### What the exercise asks
The records underneath are to be repeated exactly, with the pictures left out.

### Stored records
───

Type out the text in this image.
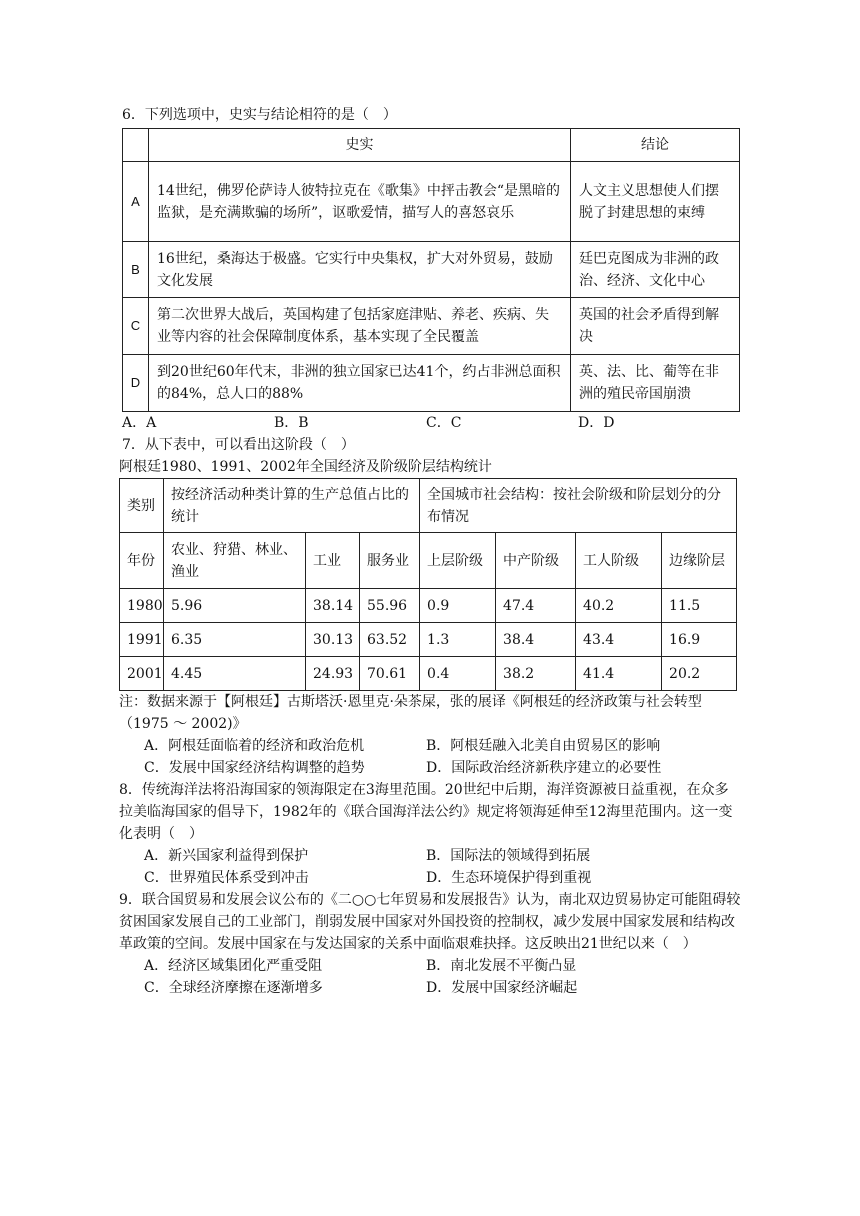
6．下列选项中，史实与结论相符的是（　）

	史实	结论
A	14世纪，佛罗伦萨诗人彼特拉克在《歌集》中抨击教会“是黑暗的监狱，是充满欺骗的场所”，讴歌爱情，描写人的喜怒哀乐	人文主义思想使人们摆脱了封建思想的束缚
B	16世纪，桑海达于极盛。它实行中央集权，扩大对外贸易，鼓励文化发展	廷巴克图成为非洲的政治、经济、文化中心
C	第二次世界大战后，英国构建了包括家庭津贴、养老、疾病、失业等内容的社会保障制度体系，基本实现了全民覆盖	英国的社会矛盾得到解决
D	到20世纪60年代末，非洲的独立国家已达41个，约占非洲总面积的84%，总人口的88%	英、法、比、葡等在非洲的殖民帝国崩溃
A．A	B．B	C．C	D．D

7．从下表中，可以看出这阶段（　）

阿根廷1980、1991、2002年全国经济及阶级阶层结构统计

类别	按经济活动种类计算的生产总值占比的统计			全国城市社会结构：按社会阶级和阶层划分的分布情况			
年份	农业、狩猎、林业、渔业	工业	服务业	上层阶级	中产阶级	工人阶级	边缘阶层
1980	5.96	38.14	55.96	0.9	47.4	40.2	11.5
1991	6.35	30.13	63.52	1.3	38.4	43.4	16.9
2001	4.45	24.93	70.61	0.4	38.2	41.4	20.2

注：数据来源于【阿根廷】古斯塔沃·恩里克·朵茶屎，张的展译《阿根廷的经济政策与社会转型（1975 ～ 2002)》

A．阿根廷面临着的经济和政治危机	B．阿根廷融入北美自由贸易区的影响
C．发展中国家经济结构调整的趋势	D．国际政治经济新秩序建立的必要性

8．传统海洋法将沿海国家的领海限定在3海里范围。20世纪中后期，海洋资源被日益重视，在众多拉美临海国家的倡导下，1982年的《联合国海洋法公约》规定将领海延伸至12海里范围内。这一变化表明（　）

A．新兴国家利益得到保护	B．国际法的领域得到拓展
C．世界殖民体系受到冲击	D．生态环境保护得到重视

9．联合国贸易和发展会议公布的《二○○七年贸易和发展报告》认为，南北双边贸易协定可能阻碍较贫困国家发展自己的工业部门，削弱发展中国家对外国投资的控制权，减少发展中国家发展和结构改革政策的空间。发展中国家在与发达国家的关系中面临艰难抉择。这反映出21世纪以来（　）

A．经济区域集团化严重受阻	B．南北发展不平衡凸显
C．全球经济摩擦在逐渐增多	D．发展中国家经济崛起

───

### Response for this exercise
Type out the text in this image.
6．下列选项中，史实与结论相符的是（　）

	史实	结论
A	14世纪，佛罗伦萨诗人彼特拉克在《歌集》中抨击教会“是黑暗的监狱，是充满欺骗的场所”，讴歌爱情，描写人的喜怒哀乐	人文主义思想使人们摆脱了封建思想的束缚
B	16世纪，桑海达于极盛。它实行中央集权，扩大对外贸易，鼓励文化发展	廷巴克图成为非洲的政治、经济、文化中心
C	第二次世界大战后，英国构建了包括家庭津贴、养老、疾病、失业等内容的社会保障制度体系，基本实现了全民覆盖	英国的社会矛盾得到解决
D	到20世纪60年代末，非洲的独立国家已达41个，约占非洲总面积的84%，总人口的88%	英、法、比、葡等在非洲的殖民帝国崩溃
A．A	B．B	C．C	D．D

7．从下表中，可以看出这阶段（　）

阿根廷1980、1991、2002年全国经济及阶级阶层结构统计

类别	按经济活动种类计算的生产总值占比的统计			全国城市社会结构：按社会阶级和阶层划分的分布情况			
年份	农业、狩猎、林业、渔业	工业	服务业	上层阶级	中产阶级	工人阶级	边缘阶层
1980	5.96	38.14	55.96	0.9	47.4	40.2	11.5
1991	6.35	30.13	63.52	1.3	38.4	43.4	16.9
2001	4.45	24.93	70.61	0.4	38.2	41.4	20.2

注：数据来源于【阿根廷】古斯塔沃·恩里克·朵茶屎，张的展译《阿根廷的经济政策与社会转型（1975 ～ 2002)》

A．阿根廷面临着的经济和政治危机	B．阿根廷融入北美自由贸易区的影响
C．发展中国家经济结构调整的趋势	D．国际政治经济新秩序建立的必要性

8．传统海洋法将沿海国家的领海限定在3海里范围。20世纪中后期，海洋资源被日益重视，在众多拉美临海国家的倡导下，1982年的《联合国海洋法公约》规定将领海延伸至12海里范围内。这一变化表明（　）

A．新兴国家利益得到保护	B．国际法的领域得到拓展
C．世界殖民体系受到冲击	D．生态环境保护得到重视

9．联合国贸易和发展会议公布的《二○○七年贸易和发展报告》认为，南北双边贸易协定可能阻碍较贫困国家发展自己的工业部门，削弱发展中国家对外国投资的控制权，减少发展中国家发展和结构改革政策的空间。发展中国家在与发达国家的关系中面临艰难抉择。这反映出21世纪以来（　）

A．经济区域集团化严重受阻	B．南北发展不平衡凸显
C．全球经济摩擦在逐渐增多	D．发展中国家经济崛起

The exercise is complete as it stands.